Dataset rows
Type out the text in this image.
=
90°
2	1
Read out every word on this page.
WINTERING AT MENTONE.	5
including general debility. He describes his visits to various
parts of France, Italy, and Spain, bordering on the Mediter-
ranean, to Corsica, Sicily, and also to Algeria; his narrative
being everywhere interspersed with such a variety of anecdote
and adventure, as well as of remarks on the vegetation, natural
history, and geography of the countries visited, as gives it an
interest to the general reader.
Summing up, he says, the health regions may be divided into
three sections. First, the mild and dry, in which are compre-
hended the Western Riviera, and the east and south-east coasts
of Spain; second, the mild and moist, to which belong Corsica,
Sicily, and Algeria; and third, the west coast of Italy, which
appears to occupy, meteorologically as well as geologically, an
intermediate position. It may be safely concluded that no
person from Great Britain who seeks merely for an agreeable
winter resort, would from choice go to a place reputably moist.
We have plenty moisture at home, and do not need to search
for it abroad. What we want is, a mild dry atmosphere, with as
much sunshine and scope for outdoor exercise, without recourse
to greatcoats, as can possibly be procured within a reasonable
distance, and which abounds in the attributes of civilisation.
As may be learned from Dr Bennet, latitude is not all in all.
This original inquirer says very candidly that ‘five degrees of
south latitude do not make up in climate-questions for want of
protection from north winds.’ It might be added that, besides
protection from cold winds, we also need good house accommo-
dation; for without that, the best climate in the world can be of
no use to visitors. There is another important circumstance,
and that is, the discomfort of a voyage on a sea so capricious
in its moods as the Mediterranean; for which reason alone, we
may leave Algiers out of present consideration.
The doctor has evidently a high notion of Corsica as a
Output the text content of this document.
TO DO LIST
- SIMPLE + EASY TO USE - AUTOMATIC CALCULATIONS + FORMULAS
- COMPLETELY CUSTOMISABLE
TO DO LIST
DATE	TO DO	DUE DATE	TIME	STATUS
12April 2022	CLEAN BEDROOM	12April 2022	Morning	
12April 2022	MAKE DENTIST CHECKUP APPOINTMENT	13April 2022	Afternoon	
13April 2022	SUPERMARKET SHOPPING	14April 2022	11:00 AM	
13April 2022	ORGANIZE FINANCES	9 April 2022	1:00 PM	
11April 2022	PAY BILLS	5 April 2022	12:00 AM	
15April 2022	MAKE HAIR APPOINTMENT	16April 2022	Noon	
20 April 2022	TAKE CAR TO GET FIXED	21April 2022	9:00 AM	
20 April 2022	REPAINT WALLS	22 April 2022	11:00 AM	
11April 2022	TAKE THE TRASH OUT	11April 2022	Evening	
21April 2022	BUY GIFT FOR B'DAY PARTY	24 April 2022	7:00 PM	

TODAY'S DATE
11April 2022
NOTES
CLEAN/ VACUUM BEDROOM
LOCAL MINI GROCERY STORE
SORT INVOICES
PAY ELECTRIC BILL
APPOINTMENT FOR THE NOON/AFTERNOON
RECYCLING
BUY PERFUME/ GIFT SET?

**TASK REQUIREMENTS**: Select from the material above each line in which the string "Spain" appears, and list those lines.

**RESULT OF THE EXERCISE**:
parts of France, Italy, and Spain, bordering on the Mediter-
of Spain; second, the mild and moist, to which belong Corsica,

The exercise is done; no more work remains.